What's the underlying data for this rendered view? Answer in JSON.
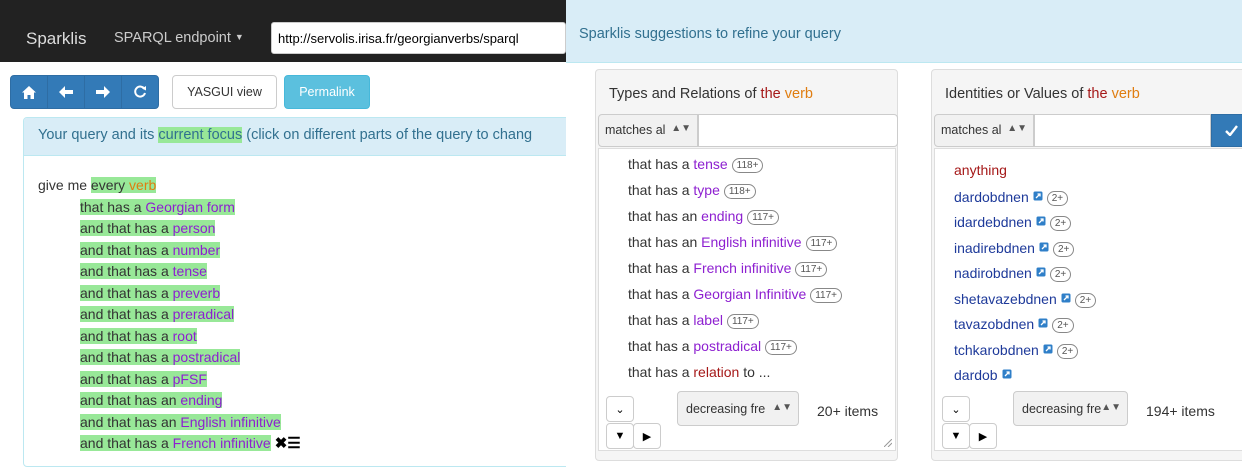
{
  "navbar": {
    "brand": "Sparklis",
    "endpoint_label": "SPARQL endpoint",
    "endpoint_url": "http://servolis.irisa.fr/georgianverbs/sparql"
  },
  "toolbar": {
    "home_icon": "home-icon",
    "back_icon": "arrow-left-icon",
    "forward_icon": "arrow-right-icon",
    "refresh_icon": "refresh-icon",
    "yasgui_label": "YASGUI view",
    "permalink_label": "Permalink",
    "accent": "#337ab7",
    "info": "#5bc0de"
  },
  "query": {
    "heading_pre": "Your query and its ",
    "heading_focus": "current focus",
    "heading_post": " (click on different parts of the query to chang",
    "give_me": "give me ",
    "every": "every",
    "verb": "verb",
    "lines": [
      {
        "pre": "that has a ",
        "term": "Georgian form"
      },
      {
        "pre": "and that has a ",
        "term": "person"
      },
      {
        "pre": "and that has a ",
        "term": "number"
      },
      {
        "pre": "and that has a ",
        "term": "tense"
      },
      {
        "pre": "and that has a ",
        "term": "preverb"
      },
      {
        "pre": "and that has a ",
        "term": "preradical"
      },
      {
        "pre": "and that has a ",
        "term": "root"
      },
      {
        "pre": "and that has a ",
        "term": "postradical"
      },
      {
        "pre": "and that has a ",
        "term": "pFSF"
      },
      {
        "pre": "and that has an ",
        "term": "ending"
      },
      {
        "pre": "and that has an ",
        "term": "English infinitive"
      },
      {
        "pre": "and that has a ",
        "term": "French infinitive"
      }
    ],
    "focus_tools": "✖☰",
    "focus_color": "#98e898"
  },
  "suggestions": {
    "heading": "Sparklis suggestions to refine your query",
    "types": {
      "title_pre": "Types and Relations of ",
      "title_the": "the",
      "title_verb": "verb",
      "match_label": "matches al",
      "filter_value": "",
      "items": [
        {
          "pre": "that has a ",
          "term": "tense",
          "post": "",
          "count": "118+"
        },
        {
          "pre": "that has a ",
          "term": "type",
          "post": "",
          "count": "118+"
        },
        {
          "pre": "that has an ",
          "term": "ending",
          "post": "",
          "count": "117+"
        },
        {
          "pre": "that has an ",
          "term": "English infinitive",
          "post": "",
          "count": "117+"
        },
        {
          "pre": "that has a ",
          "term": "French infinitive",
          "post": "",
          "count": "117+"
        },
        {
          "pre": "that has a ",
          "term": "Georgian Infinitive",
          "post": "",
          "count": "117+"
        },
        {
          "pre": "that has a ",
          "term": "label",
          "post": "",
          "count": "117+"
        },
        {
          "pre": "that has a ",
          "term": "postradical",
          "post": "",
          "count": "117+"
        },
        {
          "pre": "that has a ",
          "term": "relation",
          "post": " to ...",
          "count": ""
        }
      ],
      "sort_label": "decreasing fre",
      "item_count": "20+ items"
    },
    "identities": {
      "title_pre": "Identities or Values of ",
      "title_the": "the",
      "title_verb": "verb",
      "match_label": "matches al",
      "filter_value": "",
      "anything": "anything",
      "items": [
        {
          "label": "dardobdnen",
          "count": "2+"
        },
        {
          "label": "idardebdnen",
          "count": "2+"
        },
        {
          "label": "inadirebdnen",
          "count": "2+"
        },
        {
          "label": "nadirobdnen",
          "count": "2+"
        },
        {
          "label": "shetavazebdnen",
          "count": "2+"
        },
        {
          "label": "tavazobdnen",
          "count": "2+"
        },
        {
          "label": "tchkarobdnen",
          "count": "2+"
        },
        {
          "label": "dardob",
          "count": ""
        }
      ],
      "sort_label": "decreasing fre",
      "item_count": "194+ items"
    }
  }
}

Task statement:
Restate each line of the records exactly; pictures do not belong in the copy.

Answer below:
What's the underlying data for this rendered view? Answer in JSON.
{
  "navbar": {
    "brand": "Sparklis",
    "endpoint_label": "SPARQL endpoint",
    "endpoint_url": "http://servolis.irisa.fr/georgianverbs/sparql"
  },
  "toolbar": {
    "home_icon": "home-icon",
    "back_icon": "arrow-left-icon",
    "forward_icon": "arrow-right-icon",
    "refresh_icon": "refresh-icon",
    "yasgui_label": "YASGUI view",
    "permalink_label": "Permalink",
    "accent": "#337ab7",
    "info": "#5bc0de"
  },
  "query": {
    "heading_pre": "Your query and its ",
    "heading_focus": "current focus",
    "heading_post": " (click on different parts of the query to chang",
    "give_me": "give me ",
    "every": "every",
    "verb": "verb",
    "lines": [
      {
        "pre": "that has a ",
        "term": "Georgian form"
      },
      {
        "pre": "and that has a ",
        "term": "person"
      },
      {
        "pre": "and that has a ",
        "term": "number"
      },
      {
        "pre": "and that has a ",
        "term": "tense"
      },
      {
        "pre": "and that has a ",
        "term": "preverb"
      },
      {
        "pre": "and that has a ",
        "term": "preradical"
      },
      {
        "pre": "and that has a ",
        "term": "root"
      },
      {
        "pre": "and that has a ",
        "term": "postradical"
      },
      {
        "pre": "and that has a ",
        "term": "pFSF"
      },
      {
        "pre": "and that has an ",
        "term": "ending"
      },
      {
        "pre": "and that has an ",
        "term": "English infinitive"
      },
      {
        "pre": "and that has a ",
        "term": "French infinitive"
      }
    ],
    "focus_tools": "✖☰",
    "focus_color": "#98e898"
  },
  "suggestions": {
    "heading": "Sparklis suggestions to refine your query",
    "types": {
      "title_pre": "Types and Relations of ",
      "title_the": "the",
      "title_verb": "verb",
      "match_label": "matches al",
      "filter_value": "",
      "items": [
        {
          "pre": "that has a ",
          "term": "tense",
          "post": "",
          "count": "118+"
        },
        {
          "pre": "that has a ",
          "term": "type",
          "post": "",
          "count": "118+"
        },
        {
          "pre": "that has an ",
          "term": "ending",
          "post": "",
          "count": "117+"
        },
        {
          "pre": "that has an ",
          "term": "English infinitive",
          "post": "",
          "count": "117+"
        },
        {
          "pre": "that has a ",
          "term": "French infinitive",
          "post": "",
          "count": "117+"
        },
        {
          "pre": "that has a ",
          "term": "Georgian Infinitive",
          "post": "",
          "count": "117+"
        },
        {
          "pre": "that has a ",
          "term": "label",
          "post": "",
          "count": "117+"
        },
        {
          "pre": "that has a ",
          "term": "postradical",
          "post": "",
          "count": "117+"
        },
        {
          "pre": "that has a ",
          "term": "relation",
          "post": " to ...",
          "count": ""
        }
      ],
      "sort_label": "decreasing fre",
      "item_count": "20+ items"
    },
    "identities": {
      "title_pre": "Identities or Values of ",
      "title_the": "the",
      "title_verb": "verb",
      "match_label": "matches al",
      "filter_value": "",
      "anything": "anything",
      "items": [
        {
          "label": "dardobdnen",
          "count": "2+"
        },
        {
          "label": "idardebdnen",
          "count": "2+"
        },
        {
          "label": "inadirebdnen",
          "count": "2+"
        },
        {
          "label": "nadirobdnen",
          "count": "2+"
        },
        {
          "label": "shetavazebdnen",
          "count": "2+"
        },
        {
          "label": "tavazobdnen",
          "count": "2+"
        },
        {
          "label": "tchkarobdnen",
          "count": "2+"
        },
        {
          "label": "dardob",
          "count": ""
        }
      ],
      "sort_label": "decreasing fre",
      "item_count": "194+ items"
    }
  }
}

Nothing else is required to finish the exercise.